=== Materials provided ===
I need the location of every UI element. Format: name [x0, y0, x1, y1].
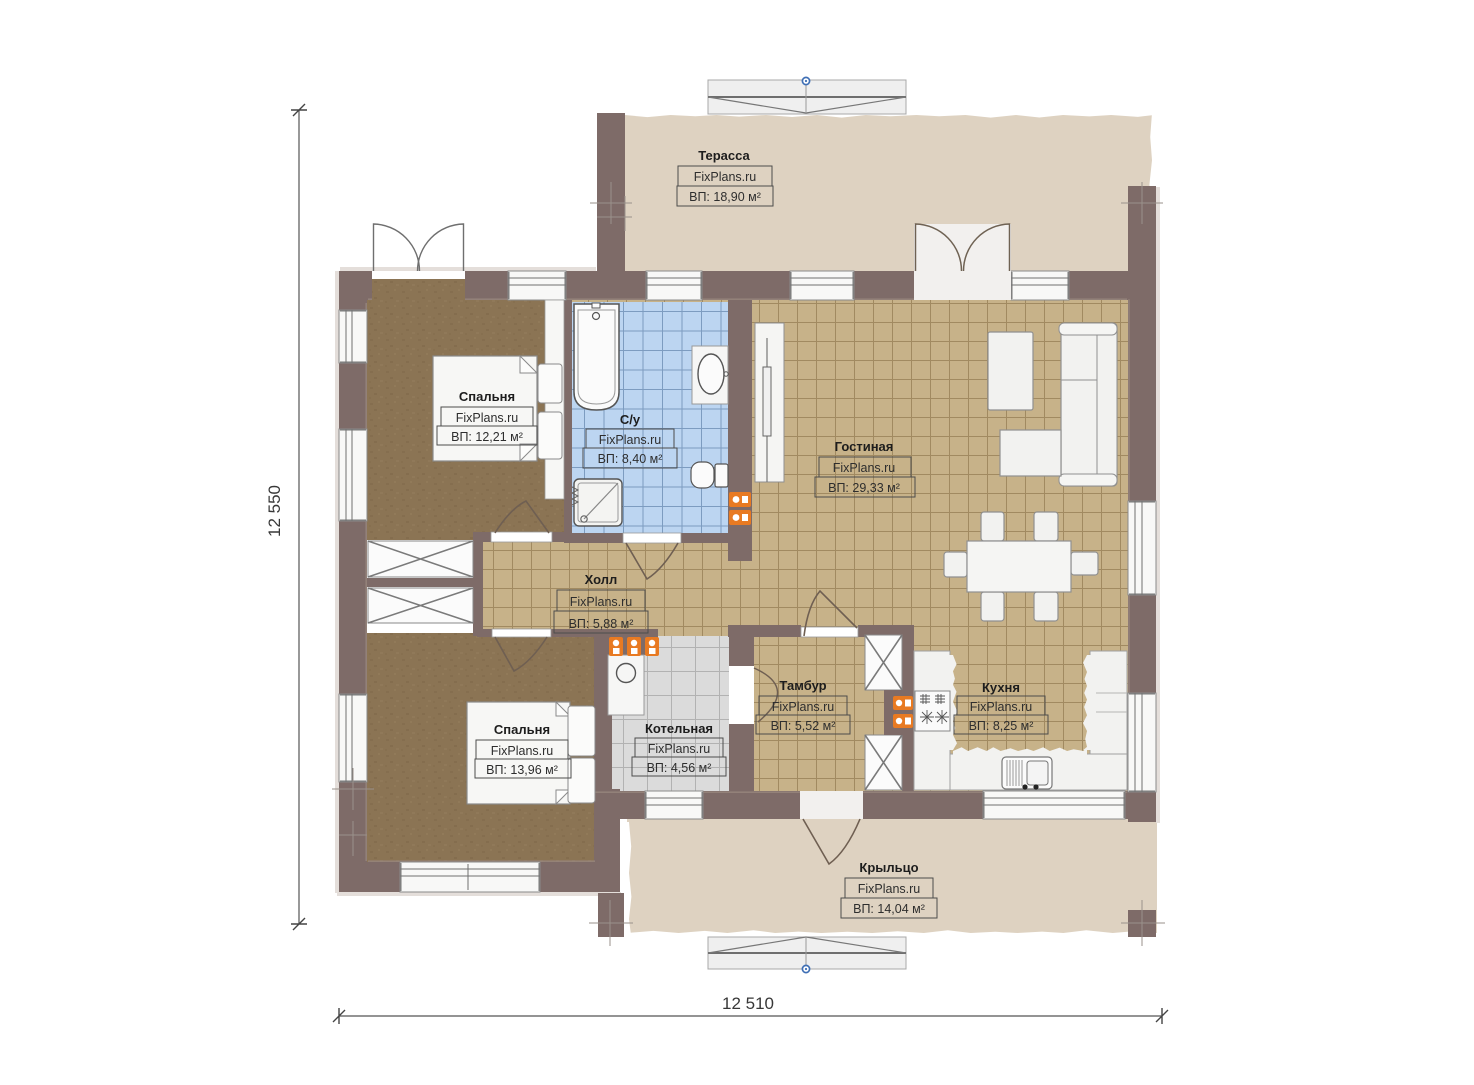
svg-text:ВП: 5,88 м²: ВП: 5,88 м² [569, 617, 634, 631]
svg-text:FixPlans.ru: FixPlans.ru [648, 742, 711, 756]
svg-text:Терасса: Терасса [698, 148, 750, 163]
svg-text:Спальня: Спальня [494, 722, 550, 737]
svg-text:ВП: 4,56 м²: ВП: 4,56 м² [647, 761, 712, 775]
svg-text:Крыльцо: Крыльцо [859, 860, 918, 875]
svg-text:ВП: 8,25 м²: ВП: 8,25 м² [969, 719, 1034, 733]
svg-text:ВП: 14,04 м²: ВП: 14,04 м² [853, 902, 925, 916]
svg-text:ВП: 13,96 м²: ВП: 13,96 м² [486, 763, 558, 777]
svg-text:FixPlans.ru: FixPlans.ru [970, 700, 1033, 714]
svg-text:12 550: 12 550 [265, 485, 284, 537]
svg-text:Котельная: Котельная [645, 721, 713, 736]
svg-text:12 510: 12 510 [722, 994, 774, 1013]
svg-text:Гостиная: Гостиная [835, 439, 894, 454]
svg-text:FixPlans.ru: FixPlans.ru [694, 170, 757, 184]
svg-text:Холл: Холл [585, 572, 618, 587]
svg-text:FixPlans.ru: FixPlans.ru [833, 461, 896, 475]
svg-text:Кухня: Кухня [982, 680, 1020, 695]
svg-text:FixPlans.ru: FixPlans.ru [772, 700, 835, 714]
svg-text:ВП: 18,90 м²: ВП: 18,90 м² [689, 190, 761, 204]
===
Direction: Copy every line of the records above word for word, leaving out the pictures.

Solved problem:
I need the location of every UI element. Format: name [x0, y0, x1, y1].
svg-text:ВП: 5,88 м²: ВП: 5,88 м² [569, 617, 634, 631]
svg-text:FixPlans.ru: FixPlans.ru [648, 742, 711, 756]
svg-text:Терасса: Терасса [698, 148, 750, 163]
svg-text:Спальня: Спальня [494, 722, 550, 737]
svg-text:ВП: 4,56 м²: ВП: 4,56 м² [647, 761, 712, 775]
svg-text:Крыльцо: Крыльцо [859, 860, 918, 875]
svg-text:ВП: 8,25 м²: ВП: 8,25 м² [969, 719, 1034, 733]
svg-text:ВП: 14,04 м²: ВП: 14,04 м² [853, 902, 925, 916]
svg-text:ВП: 13,96 м²: ВП: 13,96 м² [486, 763, 558, 777]
svg-text:FixPlans.ru: FixPlans.ru [970, 700, 1033, 714]
svg-text:12 550: 12 550 [265, 485, 284, 537]
svg-text:Котельная: Котельная [645, 721, 713, 736]
svg-text:12 510: 12 510 [722, 994, 774, 1013]
svg-text:Гостиная: Гостиная [835, 439, 894, 454]
svg-text:FixPlans.ru: FixPlans.ru [694, 170, 757, 184]
svg-text:Холл: Холл [585, 572, 618, 587]
svg-text:FixPlans.ru: FixPlans.ru [833, 461, 896, 475]
svg-text:Кухня: Кухня [982, 680, 1020, 695]
svg-text:FixPlans.ru: FixPlans.ru [772, 700, 835, 714]
svg-text:ВП: 18,90 м²: ВП: 18,90 м² [689, 190, 761, 204]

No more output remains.